───── Record excerpts
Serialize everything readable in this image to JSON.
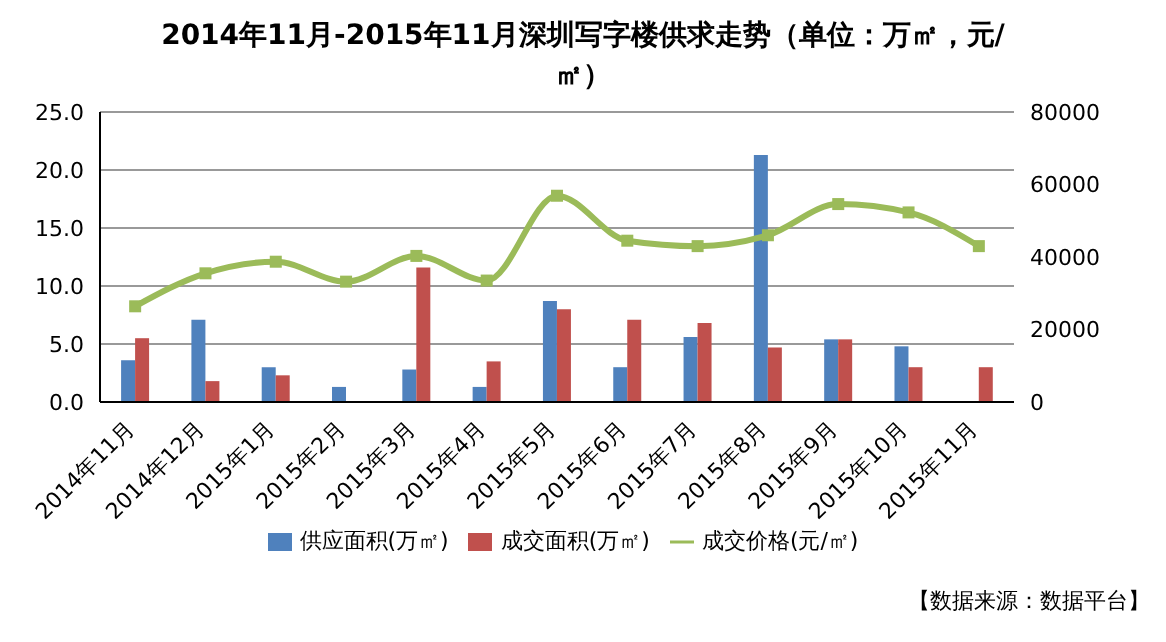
{
  "chart_data": {
    "type": "bar",
    "title": "2014年11月-2015年11月深圳写字楼供求走势（单位：万㎡，元/㎡）",
    "categories": [
      "2014年11月",
      "2014年12月",
      "2015年1月",
      "2015年2月",
      "2015年3月",
      "2015年4月",
      "2015年5月",
      "2015年6月",
      "2015年7月",
      "2015年8月",
      "2015年9月",
      "2015年10月",
      "2015年11月"
    ],
    "series": [
      {
        "name": "供应面积(万㎡)",
        "color": "#4f81bd",
        "values": [
          3.6,
          7.1,
          3.0,
          1.3,
          2.8,
          1.3,
          8.7,
          3.0,
          5.6,
          21.3,
          5.4,
          4.8,
          null
        ]
      },
      {
        "name": "成交面积(万㎡)",
        "color": "#c0504d",
        "values": [
          5.5,
          1.8,
          2.3,
          null,
          11.6,
          3.5,
          8.0,
          7.1,
          6.8,
          4.7,
          5.4,
          3.0,
          3.0
        ]
      },
      {
        "name": "成交价格(元/㎡)",
        "color": "#9bbb59",
        "type": "line",
        "axis": "y2",
        "marker": "square",
        "values": [
          26400,
          35500,
          38700,
          33200,
          40300,
          33500,
          56900,
          44500,
          43000,
          46000,
          54600,
          52300,
          43000
        ]
      }
    ],
    "ylim": [
      0,
      25
    ],
    "yticks": [
      {
        "value": 0,
        "label": "0.0"
      },
      {
        "value": 5,
        "label": "5.0"
      },
      {
        "value": 10,
        "label": "10.0"
      },
      {
        "value": 15,
        "label": "15.0"
      },
      {
        "value": 20,
        "label": "20.0"
      },
      {
        "value": 25,
        "label": "25.0"
      }
    ],
    "y2lim": [
      0,
      80000
    ],
    "y2ticks": [
      0,
      20000,
      40000,
      60000,
      80000
    ],
    "grid": "y",
    "legend": "bottom",
    "annotations": [
      "【数据来源：数据平台】"
    ]
  }
}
──────────
■ **Short problem**:
Pick out every line of the listing containing the word "color", and show those lines.

■ **Task result**:
        "color": "#4f81bd",
        "color": "#c0504d",
        "color": "#9bbb59",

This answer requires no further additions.